All records are to be retyped faithfully and completely.

Entries with figure data:
[START]

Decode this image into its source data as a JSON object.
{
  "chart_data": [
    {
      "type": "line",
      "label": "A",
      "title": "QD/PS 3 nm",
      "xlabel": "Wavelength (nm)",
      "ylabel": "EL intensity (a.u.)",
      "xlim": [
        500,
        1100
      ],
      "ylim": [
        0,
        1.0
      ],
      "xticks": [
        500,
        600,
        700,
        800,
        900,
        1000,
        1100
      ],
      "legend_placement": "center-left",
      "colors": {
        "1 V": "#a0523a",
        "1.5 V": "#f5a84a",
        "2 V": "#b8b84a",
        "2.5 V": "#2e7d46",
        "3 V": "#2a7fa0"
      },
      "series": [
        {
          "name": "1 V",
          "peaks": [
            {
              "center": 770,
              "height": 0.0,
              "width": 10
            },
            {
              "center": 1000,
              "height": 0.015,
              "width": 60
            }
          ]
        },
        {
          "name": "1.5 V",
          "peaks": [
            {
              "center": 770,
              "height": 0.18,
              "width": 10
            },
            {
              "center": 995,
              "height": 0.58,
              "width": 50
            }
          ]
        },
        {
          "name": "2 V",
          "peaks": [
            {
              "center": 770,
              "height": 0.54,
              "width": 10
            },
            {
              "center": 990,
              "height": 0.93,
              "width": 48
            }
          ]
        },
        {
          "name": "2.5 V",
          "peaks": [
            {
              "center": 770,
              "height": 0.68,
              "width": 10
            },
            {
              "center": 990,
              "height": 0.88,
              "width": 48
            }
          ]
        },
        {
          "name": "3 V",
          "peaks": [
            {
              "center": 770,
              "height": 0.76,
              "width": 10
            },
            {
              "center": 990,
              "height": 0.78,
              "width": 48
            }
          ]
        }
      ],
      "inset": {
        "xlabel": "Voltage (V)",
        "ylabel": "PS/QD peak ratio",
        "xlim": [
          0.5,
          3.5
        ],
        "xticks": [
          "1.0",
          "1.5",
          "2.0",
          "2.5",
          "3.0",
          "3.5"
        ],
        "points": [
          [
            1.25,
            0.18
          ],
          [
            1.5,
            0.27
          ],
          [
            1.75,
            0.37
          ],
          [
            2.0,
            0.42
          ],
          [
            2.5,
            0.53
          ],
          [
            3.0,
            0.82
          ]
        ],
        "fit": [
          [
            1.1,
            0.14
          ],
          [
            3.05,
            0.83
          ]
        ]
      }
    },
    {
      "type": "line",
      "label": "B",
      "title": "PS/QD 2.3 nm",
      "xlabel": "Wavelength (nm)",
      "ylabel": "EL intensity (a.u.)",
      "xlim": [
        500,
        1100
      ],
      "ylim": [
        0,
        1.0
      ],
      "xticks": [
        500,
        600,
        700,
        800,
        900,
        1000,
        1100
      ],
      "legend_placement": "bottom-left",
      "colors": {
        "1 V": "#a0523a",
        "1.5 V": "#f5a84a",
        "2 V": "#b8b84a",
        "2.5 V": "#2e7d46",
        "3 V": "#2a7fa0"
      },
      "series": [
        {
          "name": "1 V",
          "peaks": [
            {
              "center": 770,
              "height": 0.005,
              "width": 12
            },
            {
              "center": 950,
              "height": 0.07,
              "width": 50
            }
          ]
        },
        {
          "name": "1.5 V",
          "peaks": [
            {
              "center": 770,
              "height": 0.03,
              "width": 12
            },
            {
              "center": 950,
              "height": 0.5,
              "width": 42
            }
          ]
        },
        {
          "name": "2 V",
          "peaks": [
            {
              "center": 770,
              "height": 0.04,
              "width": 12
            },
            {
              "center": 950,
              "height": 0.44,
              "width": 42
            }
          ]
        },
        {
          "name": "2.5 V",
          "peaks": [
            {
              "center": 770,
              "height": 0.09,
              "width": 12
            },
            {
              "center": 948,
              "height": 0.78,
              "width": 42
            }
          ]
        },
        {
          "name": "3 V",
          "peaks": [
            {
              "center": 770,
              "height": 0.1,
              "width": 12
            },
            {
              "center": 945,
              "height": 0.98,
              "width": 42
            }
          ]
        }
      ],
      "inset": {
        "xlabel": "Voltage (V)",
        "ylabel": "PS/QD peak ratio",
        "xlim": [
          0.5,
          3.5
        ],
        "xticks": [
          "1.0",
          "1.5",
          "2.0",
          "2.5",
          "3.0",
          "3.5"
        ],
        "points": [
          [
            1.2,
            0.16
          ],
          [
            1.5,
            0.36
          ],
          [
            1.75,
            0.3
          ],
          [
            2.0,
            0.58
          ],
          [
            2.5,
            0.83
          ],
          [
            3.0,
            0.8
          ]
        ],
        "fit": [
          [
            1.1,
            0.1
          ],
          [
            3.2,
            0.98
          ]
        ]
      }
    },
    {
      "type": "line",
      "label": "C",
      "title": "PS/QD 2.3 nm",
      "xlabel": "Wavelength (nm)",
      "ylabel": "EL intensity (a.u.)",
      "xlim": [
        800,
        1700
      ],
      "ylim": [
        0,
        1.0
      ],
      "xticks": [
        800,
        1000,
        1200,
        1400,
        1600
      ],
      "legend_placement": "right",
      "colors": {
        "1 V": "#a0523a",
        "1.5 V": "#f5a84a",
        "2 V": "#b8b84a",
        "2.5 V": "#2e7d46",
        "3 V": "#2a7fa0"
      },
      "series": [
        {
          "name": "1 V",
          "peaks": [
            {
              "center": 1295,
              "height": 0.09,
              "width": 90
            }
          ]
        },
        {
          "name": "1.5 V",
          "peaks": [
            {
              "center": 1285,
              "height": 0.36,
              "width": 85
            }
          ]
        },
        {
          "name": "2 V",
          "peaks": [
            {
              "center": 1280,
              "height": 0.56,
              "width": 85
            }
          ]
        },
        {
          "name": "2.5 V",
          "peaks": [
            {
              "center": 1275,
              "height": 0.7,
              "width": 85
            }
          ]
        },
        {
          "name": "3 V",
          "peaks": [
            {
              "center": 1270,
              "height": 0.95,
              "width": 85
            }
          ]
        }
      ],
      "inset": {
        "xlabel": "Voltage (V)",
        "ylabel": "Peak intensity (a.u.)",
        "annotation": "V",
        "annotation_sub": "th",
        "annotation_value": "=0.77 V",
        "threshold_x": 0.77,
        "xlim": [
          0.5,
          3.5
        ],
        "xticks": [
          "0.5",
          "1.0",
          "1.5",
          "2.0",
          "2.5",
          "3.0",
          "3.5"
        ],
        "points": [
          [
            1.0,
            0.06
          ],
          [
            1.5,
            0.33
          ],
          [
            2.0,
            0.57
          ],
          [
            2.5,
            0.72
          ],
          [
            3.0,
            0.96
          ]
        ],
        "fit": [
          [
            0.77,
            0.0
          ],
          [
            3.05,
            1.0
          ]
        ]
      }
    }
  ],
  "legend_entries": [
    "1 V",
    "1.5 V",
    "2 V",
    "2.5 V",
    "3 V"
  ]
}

[END]

--- TASK OUTPUT ---
Decode this image into its source data as a JSON object.
{
  "chart_data": [
    {
      "type": "line",
      "label": "A",
      "title": "QD/PS 3 nm",
      "xlabel": "Wavelength (nm)",
      "ylabel": "EL intensity (a.u.)",
      "xlim": [
        500,
        1100
      ],
      "ylim": [
        0,
        1.0
      ],
      "xticks": [
        500,
        600,
        700,
        800,
        900,
        1000,
        1100
      ],
      "legend_placement": "center-left",
      "colors": {
        "1 V": "#a0523a",
        "1.5 V": "#f5a84a",
        "2 V": "#b8b84a",
        "2.5 V": "#2e7d46",
        "3 V": "#2a7fa0"
      },
      "series": [
        {
          "name": "1 V",
          "peaks": [
            {
              "center": 770,
              "height": 0.0,
              "width": 10
            },
            {
              "center": 1000,
              "height": 0.015,
              "width": 60
            }
          ]
        },
        {
          "name": "1.5 V",
          "peaks": [
            {
              "center": 770,
              "height": 0.18,
              "width": 10
            },
            {
              "center": 995,
              "height": 0.58,
              "width": 50
            }
          ]
        },
        {
          "name": "2 V",
          "peaks": [
            {
              "center": 770,
              "height": 0.54,
              "width": 10
            },
            {
              "center": 990,
              "height": 0.93,
              "width": 48
            }
          ]
        },
        {
          "name": "2.5 V",
          "peaks": [
            {
              "center": 770,
              "height": 0.68,
              "width": 10
            },
            {
              "center": 990,
              "height": 0.88,
              "width": 48
            }
          ]
        },
        {
          "name": "3 V",
          "peaks": [
            {
              "center": 770,
              "height": 0.76,
              "width": 10
            },
            {
              "center": 990,
              "height": 0.78,
              "width": 48
            }
          ]
        }
      ],
      "inset": {
        "xlabel": "Voltage (V)",
        "ylabel": "PS/QD peak ratio",
        "xlim": [
          0.5,
          3.5
        ],
        "xticks": [
          "1.0",
          "1.5",
          "2.0",
          "2.5",
          "3.0",
          "3.5"
        ],
        "points": [
          [
            1.25,
            0.18
          ],
          [
            1.5,
            0.27
          ],
          [
            1.75,
            0.37
          ],
          [
            2.0,
            0.42
          ],
          [
            2.5,
            0.53
          ],
          [
            3.0,
            0.82
          ]
        ],
        "fit": [
          [
            1.1,
            0.14
          ],
          [
            3.05,
            0.83
          ]
        ]
      }
    },
    {
      "type": "line",
      "label": "B",
      "title": "PS/QD 2.3 nm",
      "xlabel": "Wavelength (nm)",
      "ylabel": "EL intensity (a.u.)",
      "xlim": [
        500,
        1100
      ],
      "ylim": [
        0,
        1.0
      ],
      "xticks": [
        500,
        600,
        700,
        800,
        900,
        1000,
        1100
      ],
      "legend_placement": "bottom-left",
      "colors": {
        "1 V": "#a0523a",
        "1.5 V": "#f5a84a",
        "2 V": "#b8b84a",
        "2.5 V": "#2e7d46",
        "3 V": "#2a7fa0"
      },
      "series": [
        {
          "name": "1 V",
          "peaks": [
            {
              "center": 770,
              "height": 0.005,
              "width": 12
            },
            {
              "center": 950,
              "height": 0.07,
              "width": 50
            }
          ]
        },
        {
          "name": "1.5 V",
          "peaks": [
            {
              "center": 770,
              "height": 0.03,
              "width": 12
            },
            {
              "center": 950,
              "height": 0.5,
              "width": 42
            }
          ]
        },
        {
          "name": "2 V",
          "peaks": [
            {
              "center": 770,
              "height": 0.04,
              "width": 12
            },
            {
              "center": 950,
              "height": 0.44,
              "width": 42
            }
          ]
        },
        {
          "name": "2.5 V",
          "peaks": [
            {
              "center": 770,
              "height": 0.09,
              "width": 12
            },
            {
              "center": 948,
              "height": 0.78,
              "width": 42
            }
          ]
        },
        {
          "name": "3 V",
          "peaks": [
            {
              "center": 770,
              "height": 0.1,
              "width": 12
            },
            {
              "center": 945,
              "height": 0.98,
              "width": 42
            }
          ]
        }
      ],
      "inset": {
        "xlabel": "Voltage (V)",
        "ylabel": "PS/QD peak ratio",
        "xlim": [
          0.5,
          3.5
        ],
        "xticks": [
          "1.0",
          "1.5",
          "2.0",
          "2.5",
          "3.0",
          "3.5"
        ],
        "points": [
          [
            1.2,
            0.16
          ],
          [
            1.5,
            0.36
          ],
          [
            1.75,
            0.3
          ],
          [
            2.0,
            0.58
          ],
          [
            2.5,
            0.83
          ],
          [
            3.0,
            0.8
          ]
        ],
        "fit": [
          [
            1.1,
            0.1
          ],
          [
            3.2,
            0.98
          ]
        ]
      }
    },
    {
      "type": "line",
      "label": "C",
      "title": "PS/QD 2.3 nm",
      "xlabel": "Wavelength (nm)",
      "ylabel": "EL intensity (a.u.)",
      "xlim": [
        800,
        1700
      ],
      "ylim": [
        0,
        1.0
      ],
      "xticks": [
        800,
        1000,
        1200,
        1400,
        1600
      ],
      "legend_placement": "right",
      "colors": {
        "1 V": "#a0523a",
        "1.5 V": "#f5a84a",
        "2 V": "#b8b84a",
        "2.5 V": "#2e7d46",
        "3 V": "#2a7fa0"
      },
      "series": [
        {
          "name": "1 V",
          "peaks": [
            {
              "center": 1295,
              "height": 0.09,
              "width": 90
            }
          ]
        },
        {
          "name": "1.5 V",
          "peaks": [
            {
              "center": 1285,
              "height": 0.36,
              "width": 85
            }
          ]
        },
        {
          "name": "2 V",
          "peaks": [
            {
              "center": 1280,
              "height": 0.56,
              "width": 85
            }
          ]
        },
        {
          "name": "2.5 V",
          "peaks": [
            {
              "center": 1275,
              "height": 0.7,
              "width": 85
            }
          ]
        },
        {
          "name": "3 V",
          "peaks": [
            {
              "center": 1270,
              "height": 0.95,
              "width": 85
            }
          ]
        }
      ],
      "inset": {
        "xlabel": "Voltage (V)",
        "ylabel": "Peak intensity (a.u.)",
        "annotation": "V",
        "annotation_sub": "th",
        "annotation_value": "=0.77 V",
        "threshold_x": 0.77,
        "xlim": [
          0.5,
          3.5
        ],
        "xticks": [
          "0.5",
          "1.0",
          "1.5",
          "2.0",
          "2.5",
          "3.0",
          "3.5"
        ],
        "points": [
          [
            1.0,
            0.06
          ],
          [
            1.5,
            0.33
          ],
          [
            2.0,
            0.57
          ],
          [
            2.5,
            0.72
          ],
          [
            3.0,
            0.96
          ]
        ],
        "fit": [
          [
            0.77,
            0.0
          ],
          [
            3.05,
            1.0
          ]
        ]
      }
    }
  ],
  "legend_entries": [
    "1 V",
    "1.5 V",
    "2 V",
    "2.5 V",
    "3 V"
  ]
}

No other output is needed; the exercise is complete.